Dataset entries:
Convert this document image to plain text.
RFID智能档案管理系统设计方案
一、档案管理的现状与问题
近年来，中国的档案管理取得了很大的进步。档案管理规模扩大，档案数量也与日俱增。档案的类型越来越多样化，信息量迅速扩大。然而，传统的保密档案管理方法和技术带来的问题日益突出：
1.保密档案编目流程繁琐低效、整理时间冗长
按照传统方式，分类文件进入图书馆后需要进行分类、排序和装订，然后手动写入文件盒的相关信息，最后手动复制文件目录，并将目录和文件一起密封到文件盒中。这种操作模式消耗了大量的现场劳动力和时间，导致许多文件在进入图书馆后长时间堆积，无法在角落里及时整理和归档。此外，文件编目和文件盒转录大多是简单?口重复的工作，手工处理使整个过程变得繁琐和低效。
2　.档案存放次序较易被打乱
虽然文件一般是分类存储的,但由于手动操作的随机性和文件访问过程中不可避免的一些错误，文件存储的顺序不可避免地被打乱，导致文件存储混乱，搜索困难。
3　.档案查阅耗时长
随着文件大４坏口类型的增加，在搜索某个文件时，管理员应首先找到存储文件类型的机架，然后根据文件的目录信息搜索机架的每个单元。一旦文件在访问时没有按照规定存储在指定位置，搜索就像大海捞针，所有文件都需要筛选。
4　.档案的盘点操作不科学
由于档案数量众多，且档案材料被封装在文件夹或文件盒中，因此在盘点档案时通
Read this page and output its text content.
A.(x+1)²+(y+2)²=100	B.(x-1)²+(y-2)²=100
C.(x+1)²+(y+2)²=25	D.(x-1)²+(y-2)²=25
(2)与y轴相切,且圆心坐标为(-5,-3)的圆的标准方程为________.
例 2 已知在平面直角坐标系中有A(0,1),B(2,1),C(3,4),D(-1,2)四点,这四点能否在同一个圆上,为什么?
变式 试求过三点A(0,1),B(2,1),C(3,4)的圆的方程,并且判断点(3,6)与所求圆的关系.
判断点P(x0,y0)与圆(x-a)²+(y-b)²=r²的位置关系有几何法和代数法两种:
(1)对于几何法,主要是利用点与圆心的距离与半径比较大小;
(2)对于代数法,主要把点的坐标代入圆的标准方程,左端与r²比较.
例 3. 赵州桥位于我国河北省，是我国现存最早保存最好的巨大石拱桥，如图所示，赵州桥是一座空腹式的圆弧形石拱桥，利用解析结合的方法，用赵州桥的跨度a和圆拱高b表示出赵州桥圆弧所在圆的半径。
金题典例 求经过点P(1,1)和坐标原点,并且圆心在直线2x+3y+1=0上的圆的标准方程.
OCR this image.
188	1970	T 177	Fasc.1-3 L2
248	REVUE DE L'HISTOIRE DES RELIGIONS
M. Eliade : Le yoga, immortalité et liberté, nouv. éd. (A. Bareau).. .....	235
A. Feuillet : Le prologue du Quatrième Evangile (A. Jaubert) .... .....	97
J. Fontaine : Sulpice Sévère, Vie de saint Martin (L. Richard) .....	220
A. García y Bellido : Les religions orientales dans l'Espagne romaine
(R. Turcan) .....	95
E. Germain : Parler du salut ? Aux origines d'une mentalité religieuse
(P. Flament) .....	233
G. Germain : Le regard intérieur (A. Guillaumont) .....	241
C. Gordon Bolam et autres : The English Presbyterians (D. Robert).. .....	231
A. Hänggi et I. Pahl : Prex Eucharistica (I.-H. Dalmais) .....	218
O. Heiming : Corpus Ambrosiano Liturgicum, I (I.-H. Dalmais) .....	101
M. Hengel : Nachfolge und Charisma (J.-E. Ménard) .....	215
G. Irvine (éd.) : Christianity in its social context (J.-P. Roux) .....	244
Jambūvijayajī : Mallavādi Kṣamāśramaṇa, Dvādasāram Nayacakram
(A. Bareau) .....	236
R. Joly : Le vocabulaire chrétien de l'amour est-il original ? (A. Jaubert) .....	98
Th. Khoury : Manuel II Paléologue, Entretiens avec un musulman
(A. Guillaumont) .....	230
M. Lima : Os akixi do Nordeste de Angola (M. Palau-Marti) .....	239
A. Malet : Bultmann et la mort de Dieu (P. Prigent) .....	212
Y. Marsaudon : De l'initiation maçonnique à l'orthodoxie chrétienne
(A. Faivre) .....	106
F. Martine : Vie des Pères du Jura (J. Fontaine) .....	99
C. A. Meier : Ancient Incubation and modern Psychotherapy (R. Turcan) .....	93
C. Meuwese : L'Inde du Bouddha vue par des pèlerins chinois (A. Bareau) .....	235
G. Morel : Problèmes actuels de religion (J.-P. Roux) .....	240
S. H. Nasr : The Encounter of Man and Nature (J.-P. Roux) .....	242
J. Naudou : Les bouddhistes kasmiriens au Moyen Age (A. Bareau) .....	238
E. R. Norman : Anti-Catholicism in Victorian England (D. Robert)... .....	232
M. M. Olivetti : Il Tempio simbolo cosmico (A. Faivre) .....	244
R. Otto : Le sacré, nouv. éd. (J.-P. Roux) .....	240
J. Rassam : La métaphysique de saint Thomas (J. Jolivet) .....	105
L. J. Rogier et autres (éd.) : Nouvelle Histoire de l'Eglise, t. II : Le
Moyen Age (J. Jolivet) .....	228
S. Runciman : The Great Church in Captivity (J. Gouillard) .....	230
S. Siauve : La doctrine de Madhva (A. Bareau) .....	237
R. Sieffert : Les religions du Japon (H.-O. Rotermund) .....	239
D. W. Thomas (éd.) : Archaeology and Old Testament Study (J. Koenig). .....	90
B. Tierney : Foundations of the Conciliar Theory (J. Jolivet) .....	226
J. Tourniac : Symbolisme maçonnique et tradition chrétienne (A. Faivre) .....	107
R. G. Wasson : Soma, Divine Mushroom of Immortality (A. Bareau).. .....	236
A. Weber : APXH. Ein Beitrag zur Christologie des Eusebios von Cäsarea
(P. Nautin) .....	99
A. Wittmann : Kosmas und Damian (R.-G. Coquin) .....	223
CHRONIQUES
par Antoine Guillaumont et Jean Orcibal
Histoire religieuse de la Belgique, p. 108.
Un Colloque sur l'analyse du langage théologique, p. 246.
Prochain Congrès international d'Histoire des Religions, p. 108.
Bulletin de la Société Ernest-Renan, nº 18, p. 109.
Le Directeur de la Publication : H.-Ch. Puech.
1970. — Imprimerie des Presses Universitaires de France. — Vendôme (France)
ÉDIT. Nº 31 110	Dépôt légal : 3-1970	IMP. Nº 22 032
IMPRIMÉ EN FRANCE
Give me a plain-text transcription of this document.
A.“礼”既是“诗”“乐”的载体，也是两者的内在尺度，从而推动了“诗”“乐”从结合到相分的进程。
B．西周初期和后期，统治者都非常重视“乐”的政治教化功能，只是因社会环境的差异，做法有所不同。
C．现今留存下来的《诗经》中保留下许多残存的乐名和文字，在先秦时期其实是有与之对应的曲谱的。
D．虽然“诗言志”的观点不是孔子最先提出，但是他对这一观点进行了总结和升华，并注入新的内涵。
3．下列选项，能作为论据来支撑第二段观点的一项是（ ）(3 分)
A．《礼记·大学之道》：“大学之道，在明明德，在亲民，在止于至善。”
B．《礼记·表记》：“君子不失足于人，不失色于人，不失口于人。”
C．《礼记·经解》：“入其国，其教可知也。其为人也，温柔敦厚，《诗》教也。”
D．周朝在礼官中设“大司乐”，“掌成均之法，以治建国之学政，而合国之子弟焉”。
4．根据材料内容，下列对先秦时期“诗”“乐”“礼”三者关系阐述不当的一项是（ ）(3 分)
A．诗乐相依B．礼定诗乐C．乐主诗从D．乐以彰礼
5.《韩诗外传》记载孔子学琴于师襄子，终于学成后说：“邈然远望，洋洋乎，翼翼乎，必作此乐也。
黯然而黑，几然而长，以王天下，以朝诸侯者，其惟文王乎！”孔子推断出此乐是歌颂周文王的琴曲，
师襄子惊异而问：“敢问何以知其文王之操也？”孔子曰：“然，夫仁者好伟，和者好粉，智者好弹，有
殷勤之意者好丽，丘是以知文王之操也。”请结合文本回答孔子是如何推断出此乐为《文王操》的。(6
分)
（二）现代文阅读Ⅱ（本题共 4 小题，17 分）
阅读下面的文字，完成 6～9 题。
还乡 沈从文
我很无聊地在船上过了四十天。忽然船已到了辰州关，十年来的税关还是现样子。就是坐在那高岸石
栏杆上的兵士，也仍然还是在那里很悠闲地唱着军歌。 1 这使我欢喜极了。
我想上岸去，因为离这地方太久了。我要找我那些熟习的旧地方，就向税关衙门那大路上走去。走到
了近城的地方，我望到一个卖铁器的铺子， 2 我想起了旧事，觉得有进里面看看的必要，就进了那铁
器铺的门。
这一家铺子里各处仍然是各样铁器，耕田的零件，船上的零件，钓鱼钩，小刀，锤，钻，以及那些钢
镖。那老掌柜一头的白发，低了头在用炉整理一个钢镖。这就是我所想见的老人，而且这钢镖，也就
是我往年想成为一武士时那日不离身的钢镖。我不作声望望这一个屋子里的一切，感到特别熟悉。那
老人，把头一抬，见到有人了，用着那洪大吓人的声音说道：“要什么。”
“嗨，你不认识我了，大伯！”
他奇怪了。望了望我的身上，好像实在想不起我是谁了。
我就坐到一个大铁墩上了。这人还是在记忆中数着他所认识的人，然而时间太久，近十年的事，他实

Requirements: Each line of the material that holds the string "Roux" counts once; give the total alone.

Solution to the problem: 4